Separate out the lines that hold "методы".
━━━━━ Provided material ━━━━━
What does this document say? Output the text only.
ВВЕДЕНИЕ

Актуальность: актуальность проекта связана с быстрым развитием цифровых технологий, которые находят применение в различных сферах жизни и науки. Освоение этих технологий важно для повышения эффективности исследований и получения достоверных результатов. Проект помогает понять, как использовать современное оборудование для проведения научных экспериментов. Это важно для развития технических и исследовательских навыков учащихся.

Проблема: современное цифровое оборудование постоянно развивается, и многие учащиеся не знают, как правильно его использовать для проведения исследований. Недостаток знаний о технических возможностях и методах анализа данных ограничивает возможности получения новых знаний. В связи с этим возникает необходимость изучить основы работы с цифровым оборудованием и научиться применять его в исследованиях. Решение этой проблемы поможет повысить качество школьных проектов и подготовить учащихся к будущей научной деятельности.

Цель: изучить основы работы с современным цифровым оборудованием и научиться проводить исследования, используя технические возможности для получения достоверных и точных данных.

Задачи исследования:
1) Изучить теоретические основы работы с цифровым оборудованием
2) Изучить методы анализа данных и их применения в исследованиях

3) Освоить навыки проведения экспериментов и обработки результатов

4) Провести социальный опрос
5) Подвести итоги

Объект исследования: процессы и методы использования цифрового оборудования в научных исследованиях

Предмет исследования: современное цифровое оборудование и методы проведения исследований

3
━━━━━
Answer to the problem:
2) Изучить методы анализа данных и их применения в исследованиях
Объект исследования: процессы и методы использования цифрового оборудования в научных исследованиях
Предмет исследования: современное цифровое оборудование и методы проведения исследований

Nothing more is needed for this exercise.